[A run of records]
□ □ □

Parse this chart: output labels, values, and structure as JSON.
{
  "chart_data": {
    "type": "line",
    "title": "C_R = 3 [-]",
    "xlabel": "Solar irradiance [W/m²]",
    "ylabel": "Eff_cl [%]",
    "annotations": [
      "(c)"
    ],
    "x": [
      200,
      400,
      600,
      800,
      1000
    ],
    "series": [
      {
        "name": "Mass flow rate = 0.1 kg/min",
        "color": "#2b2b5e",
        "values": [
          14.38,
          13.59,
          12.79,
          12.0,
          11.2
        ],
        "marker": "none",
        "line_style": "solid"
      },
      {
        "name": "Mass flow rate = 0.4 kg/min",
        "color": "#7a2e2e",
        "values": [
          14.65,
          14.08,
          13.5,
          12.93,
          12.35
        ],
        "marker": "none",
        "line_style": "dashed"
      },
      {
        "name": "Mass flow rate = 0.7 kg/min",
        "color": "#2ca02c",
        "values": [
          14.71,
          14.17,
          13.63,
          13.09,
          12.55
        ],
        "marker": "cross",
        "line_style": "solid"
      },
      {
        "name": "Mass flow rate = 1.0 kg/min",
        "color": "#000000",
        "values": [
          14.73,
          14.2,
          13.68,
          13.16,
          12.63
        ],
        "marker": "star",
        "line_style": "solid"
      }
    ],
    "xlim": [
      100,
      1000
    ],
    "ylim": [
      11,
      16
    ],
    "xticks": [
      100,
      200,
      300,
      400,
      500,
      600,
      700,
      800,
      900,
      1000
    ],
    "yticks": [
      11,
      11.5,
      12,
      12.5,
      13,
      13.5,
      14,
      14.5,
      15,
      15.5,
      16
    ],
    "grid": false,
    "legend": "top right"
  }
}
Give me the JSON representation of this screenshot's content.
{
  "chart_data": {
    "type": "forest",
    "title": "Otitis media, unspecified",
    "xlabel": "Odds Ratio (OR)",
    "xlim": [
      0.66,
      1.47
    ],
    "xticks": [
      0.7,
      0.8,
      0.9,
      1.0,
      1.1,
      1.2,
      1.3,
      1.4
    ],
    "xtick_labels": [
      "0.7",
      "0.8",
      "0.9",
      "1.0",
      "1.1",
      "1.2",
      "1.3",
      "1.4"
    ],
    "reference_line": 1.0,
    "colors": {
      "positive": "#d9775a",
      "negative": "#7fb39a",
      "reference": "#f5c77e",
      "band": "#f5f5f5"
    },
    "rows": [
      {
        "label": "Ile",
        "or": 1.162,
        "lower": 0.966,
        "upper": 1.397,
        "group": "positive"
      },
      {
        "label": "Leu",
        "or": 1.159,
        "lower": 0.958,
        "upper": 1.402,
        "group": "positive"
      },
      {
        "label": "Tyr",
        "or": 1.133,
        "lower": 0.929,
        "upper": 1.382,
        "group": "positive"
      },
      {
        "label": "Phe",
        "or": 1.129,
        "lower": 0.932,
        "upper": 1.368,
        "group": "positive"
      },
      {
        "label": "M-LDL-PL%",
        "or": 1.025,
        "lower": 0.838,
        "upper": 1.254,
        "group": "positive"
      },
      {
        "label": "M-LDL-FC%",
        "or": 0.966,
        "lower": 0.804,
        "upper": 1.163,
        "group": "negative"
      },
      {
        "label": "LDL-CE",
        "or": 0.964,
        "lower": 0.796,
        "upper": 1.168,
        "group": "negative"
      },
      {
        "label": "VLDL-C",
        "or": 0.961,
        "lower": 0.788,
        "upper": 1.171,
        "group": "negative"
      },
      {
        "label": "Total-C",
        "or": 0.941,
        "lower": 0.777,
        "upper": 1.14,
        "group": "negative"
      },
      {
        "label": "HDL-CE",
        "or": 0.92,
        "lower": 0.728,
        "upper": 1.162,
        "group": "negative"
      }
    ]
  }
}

□ □ □

= TASK STATEMENT =
Copy each line of the listing that contains the string "marker".

= TASK ANSWER =
        "marker": "none",
        "marker": "none",
        "marker": "cross",
        "marker": "star",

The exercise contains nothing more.